• **WRITTEN TASK**
Identify every line containing the word "true" and reproduce each one.
-- Begin MATERIAL --
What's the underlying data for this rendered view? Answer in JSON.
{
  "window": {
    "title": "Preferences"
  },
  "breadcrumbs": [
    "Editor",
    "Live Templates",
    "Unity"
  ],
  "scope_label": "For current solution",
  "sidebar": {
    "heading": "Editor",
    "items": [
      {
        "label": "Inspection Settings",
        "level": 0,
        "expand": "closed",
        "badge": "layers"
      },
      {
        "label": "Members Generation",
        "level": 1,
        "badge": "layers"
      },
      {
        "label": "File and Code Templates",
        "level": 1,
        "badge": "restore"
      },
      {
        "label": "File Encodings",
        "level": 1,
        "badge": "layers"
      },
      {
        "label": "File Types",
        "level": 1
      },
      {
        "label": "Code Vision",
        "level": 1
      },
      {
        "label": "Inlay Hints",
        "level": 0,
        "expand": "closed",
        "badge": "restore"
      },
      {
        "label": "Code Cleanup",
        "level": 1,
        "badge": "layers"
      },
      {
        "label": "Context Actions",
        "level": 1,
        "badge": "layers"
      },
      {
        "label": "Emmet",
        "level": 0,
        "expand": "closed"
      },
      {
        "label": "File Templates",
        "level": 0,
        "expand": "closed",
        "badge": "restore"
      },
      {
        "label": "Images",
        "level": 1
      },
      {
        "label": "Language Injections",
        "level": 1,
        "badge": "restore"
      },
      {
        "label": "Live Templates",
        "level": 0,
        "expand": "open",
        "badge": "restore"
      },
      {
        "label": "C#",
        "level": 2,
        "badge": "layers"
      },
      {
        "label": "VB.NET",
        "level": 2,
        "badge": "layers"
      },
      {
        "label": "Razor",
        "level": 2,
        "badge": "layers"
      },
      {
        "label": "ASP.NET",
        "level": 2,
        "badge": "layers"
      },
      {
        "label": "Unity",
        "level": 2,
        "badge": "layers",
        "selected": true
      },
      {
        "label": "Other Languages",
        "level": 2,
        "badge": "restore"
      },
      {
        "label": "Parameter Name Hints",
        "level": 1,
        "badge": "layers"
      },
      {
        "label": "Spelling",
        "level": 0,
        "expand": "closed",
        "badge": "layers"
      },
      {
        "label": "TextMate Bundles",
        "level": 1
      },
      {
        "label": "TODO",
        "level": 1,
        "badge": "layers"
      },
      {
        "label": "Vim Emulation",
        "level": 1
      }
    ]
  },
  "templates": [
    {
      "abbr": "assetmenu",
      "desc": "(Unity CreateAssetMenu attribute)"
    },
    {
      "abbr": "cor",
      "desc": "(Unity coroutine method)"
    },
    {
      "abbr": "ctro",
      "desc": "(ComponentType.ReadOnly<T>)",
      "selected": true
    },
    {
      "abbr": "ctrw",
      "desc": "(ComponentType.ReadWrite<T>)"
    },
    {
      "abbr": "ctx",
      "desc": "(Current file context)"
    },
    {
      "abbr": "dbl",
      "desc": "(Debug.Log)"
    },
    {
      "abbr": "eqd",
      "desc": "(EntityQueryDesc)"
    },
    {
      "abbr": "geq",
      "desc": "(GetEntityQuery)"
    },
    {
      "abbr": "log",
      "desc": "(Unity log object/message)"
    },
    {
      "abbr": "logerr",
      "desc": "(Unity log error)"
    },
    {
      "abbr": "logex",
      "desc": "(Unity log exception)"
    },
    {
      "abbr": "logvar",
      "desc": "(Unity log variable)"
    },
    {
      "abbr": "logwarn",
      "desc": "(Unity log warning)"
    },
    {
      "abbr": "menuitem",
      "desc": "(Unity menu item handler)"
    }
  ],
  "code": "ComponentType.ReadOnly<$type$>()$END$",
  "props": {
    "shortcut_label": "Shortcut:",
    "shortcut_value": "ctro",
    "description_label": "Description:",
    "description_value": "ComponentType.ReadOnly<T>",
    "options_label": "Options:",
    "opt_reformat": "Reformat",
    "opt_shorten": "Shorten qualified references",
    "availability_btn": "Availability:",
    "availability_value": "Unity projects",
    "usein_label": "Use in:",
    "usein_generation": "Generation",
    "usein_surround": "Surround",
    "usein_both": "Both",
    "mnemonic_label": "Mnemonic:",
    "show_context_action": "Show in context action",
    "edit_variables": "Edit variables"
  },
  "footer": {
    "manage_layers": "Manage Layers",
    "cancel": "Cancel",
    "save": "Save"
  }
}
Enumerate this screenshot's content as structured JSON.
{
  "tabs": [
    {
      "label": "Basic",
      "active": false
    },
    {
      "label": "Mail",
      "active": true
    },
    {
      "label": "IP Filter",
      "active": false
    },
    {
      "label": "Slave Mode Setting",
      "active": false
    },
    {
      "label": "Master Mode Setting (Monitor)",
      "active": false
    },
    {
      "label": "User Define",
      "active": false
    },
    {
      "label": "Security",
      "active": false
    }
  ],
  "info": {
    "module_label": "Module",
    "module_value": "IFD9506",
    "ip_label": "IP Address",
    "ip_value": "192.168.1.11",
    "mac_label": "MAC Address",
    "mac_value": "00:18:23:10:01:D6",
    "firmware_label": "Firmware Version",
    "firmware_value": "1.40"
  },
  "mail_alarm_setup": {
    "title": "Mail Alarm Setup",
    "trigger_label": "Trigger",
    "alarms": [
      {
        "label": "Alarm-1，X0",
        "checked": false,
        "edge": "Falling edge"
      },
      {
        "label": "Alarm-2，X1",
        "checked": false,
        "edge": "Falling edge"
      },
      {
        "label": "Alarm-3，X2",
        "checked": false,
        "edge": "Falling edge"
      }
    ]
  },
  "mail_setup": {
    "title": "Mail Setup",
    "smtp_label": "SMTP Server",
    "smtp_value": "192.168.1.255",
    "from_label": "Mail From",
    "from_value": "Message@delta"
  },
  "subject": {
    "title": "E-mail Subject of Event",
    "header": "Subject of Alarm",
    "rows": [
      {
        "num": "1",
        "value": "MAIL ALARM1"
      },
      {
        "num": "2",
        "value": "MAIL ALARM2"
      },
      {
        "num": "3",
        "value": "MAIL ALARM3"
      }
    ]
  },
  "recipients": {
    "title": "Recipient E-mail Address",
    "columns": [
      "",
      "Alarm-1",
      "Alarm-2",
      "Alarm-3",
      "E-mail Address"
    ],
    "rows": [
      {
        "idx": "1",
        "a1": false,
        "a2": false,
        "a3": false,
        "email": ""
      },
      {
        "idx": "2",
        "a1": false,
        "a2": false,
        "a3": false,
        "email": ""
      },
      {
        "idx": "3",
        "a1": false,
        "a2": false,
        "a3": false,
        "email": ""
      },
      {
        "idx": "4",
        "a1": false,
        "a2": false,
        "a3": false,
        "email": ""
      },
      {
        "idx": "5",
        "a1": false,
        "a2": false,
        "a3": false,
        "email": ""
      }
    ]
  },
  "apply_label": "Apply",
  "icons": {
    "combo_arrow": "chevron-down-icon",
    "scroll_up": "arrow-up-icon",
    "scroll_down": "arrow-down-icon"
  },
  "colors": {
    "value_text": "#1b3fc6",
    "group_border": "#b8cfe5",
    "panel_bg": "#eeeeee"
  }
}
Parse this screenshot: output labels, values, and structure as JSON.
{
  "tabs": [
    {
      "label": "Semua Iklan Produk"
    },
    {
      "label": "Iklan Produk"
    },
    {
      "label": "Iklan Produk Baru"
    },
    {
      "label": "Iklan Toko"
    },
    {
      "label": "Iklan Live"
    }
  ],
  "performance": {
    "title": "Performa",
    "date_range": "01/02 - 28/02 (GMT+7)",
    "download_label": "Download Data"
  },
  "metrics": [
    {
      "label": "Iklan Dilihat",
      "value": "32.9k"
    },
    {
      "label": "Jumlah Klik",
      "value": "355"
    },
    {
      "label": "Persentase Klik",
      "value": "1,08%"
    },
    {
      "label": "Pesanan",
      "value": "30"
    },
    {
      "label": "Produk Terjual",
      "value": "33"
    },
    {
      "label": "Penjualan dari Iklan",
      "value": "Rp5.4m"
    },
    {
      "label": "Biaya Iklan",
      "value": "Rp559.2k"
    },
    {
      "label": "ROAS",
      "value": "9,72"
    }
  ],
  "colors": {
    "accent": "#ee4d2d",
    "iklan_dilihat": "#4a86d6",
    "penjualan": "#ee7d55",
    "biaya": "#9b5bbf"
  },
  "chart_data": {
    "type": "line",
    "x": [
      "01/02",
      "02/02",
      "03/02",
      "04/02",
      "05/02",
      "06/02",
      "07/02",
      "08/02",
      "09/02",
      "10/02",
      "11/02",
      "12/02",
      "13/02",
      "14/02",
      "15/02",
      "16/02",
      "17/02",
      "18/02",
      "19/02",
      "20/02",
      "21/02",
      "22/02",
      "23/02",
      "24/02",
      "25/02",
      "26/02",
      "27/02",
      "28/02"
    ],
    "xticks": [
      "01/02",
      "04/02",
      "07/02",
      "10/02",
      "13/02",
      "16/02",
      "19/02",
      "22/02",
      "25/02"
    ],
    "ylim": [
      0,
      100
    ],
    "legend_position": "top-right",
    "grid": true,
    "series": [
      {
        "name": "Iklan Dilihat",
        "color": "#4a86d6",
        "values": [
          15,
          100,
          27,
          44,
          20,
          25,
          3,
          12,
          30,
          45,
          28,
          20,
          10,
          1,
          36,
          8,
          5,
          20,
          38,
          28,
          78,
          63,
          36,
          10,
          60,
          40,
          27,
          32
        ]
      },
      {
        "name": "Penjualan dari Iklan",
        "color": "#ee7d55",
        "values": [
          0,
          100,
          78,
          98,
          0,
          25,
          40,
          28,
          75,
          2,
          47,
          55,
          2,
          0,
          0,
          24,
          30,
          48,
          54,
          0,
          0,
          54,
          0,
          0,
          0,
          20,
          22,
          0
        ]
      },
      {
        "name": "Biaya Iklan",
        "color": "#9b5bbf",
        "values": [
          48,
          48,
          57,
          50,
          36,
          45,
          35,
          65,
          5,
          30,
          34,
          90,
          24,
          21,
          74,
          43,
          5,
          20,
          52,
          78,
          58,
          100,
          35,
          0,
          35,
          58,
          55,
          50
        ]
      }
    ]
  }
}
-- End MATERIAL --
• **FINAL RESULT**
        "selected": true
      "selected": true
      "active": true
    "grid": true,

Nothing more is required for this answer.